Every line below should be repeated exactly.
········
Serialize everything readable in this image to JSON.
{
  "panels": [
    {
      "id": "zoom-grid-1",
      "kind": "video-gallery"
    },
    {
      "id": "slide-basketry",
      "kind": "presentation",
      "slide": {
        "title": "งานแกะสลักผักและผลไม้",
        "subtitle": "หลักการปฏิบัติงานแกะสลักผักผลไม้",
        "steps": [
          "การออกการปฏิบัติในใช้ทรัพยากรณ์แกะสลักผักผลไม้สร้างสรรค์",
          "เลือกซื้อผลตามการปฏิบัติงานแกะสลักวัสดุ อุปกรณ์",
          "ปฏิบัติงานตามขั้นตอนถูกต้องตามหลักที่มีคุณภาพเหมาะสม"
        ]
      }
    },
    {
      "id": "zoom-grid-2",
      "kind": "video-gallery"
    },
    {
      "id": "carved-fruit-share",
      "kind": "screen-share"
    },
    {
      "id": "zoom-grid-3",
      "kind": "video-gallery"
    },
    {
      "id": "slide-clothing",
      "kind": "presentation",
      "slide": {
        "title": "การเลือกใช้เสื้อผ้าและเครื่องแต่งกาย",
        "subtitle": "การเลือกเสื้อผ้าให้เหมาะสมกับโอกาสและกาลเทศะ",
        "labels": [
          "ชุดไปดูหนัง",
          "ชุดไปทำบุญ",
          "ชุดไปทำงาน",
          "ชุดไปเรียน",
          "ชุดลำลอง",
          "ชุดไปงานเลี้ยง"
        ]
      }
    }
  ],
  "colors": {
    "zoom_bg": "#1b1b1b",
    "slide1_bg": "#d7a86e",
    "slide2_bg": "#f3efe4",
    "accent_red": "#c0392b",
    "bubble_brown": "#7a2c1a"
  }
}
········
## Result of the exercise
Serialize everything readable in this image to JSON.
{
  "panels": [
    {
      "id": "zoom-grid-1",
      "kind": "video-gallery"
    },
    {
      "id": "slide-basketry",
      "kind": "presentation",
      "slide": {
        "title": "งานแกะสลักผักและผลไม้",
        "subtitle": "หลักการปฏิบัติงานแกะสลักผักผลไม้",
        "steps": [
          "การออกการปฏิบัติในใช้ทรัพยากรณ์แกะสลักผักผลไม้สร้างสรรค์",
          "เลือกซื้อผลตามการปฏิบัติงานแกะสลักวัสดุ อุปกรณ์",
          "ปฏิบัติงานตามขั้นตอนถูกต้องตามหลักที่มีคุณภาพเหมาะสม"
        ]
      }
    },
    {
      "id": "zoom-grid-2",
      "kind": "video-gallery"
    },
    {
      "id": "carved-fruit-share",
      "kind": "screen-share"
    },
    {
      "id": "zoom-grid-3",
      "kind": "video-gallery"
    },
    {
      "id": "slide-clothing",
      "kind": "presentation",
      "slide": {
        "title": "การเลือกใช้เสื้อผ้าและเครื่องแต่งกาย",
        "subtitle": "การเลือกเสื้อผ้าให้เหมาะสมกับโอกาสและกาลเทศะ",
        "labels": [
          "ชุดไปดูหนัง",
          "ชุดไปทำบุญ",
          "ชุดไปทำงาน",
          "ชุดไปเรียน",
          "ชุดลำลอง",
          "ชุดไปงานเลี้ยง"
        ]
      }
    }
  ],
  "colors": {
    "zoom_bg": "#1b1b1b",
    "slide1_bg": "#d7a86e",
    "slide2_bg": "#f3efe4",
    "accent_red": "#c0392b",
    "bubble_brown": "#7a2c1a"
  }
}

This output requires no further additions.